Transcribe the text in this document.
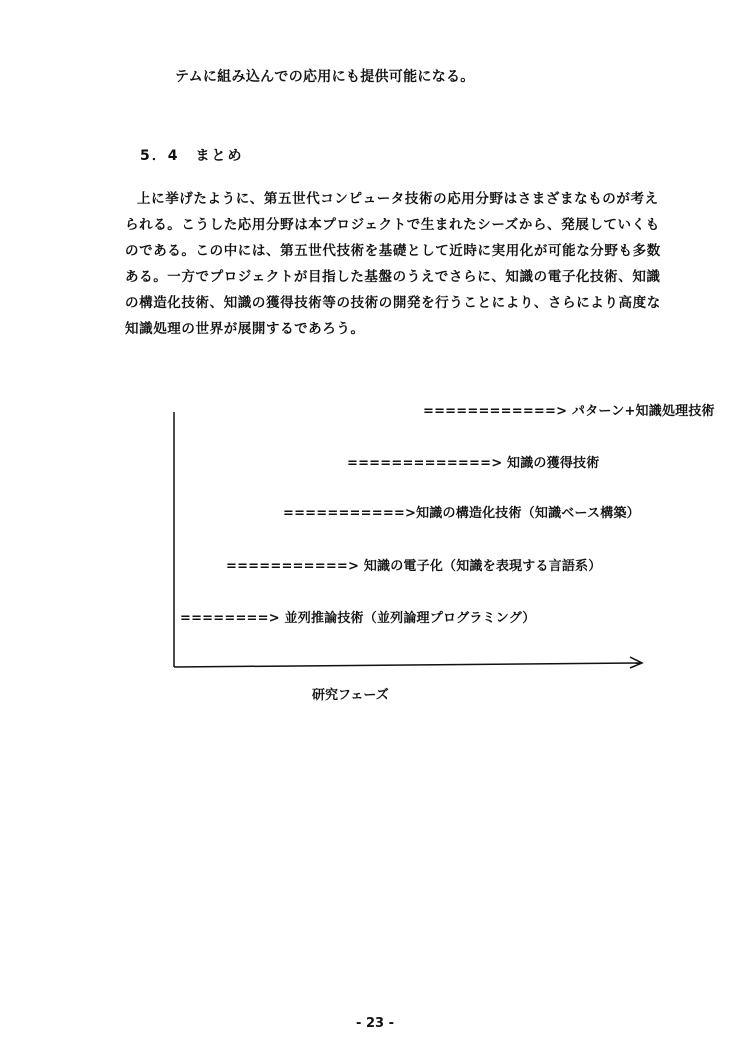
テムに組み込んでの応用にも提供可能になる。
5．4　まとめ
上に挙げたように、第五世代コンピュータ技術の応用分野はさまざまなものが考え
られる。こうした応用分野は本プロジェクトで生まれたシーズから、発展していくも
のである。この中には、第五世代技術を基礎として近時に実用化が可能な分野も多数
ある。一方でプロジェクトが目指した基盤のうえでさらに、知識の電子化技術、知識
の構造化技術、知識の獲得技術等の技術の開発を行うことにより、さらにより高度な
知識処理の世界が展開するであろう。
============> パターン+知識処理技術
=============> 知識の獲得技術
===========>知識の構造化技術（知識ベース構築）
===========> 知識の電子化（知識を表現する言語系）
========> 並列推論技術（並列論理プログラミング）
研究フェーズ
- 23 -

● ● ● ● ● ● ●

Written task
Go through the listing above and write it all out exactly, leaving out any picture.

Finished answer
Transcribe the text in this document.
テムに組み込んでの応用にも提供可能になる。
5．4　まとめ
上に挙げたように、第五世代コンピュータ技術の応用分野はさまざまなものが考え
られる。こうした応用分野は本プロジェクトで生まれたシーズから、発展していくも
のである。この中には、第五世代技術を基礎として近時に実用化が可能な分野も多数
ある。一方でプロジェクトが目指した基盤のうえでさらに、知識の電子化技術、知識
の構造化技術、知識の獲得技術等の技術の開発を行うことにより、さらにより高度な
知識処理の世界が展開するであろう。
============> パターン+知識処理技術
=============> 知識の獲得技術
===========>知識の構造化技術（知識ベース構築）
===========> 知識の電子化（知識を表現する言語系）
========> 並列推論技術（並列論理プログラミング）
研究フェーズ
- 23 -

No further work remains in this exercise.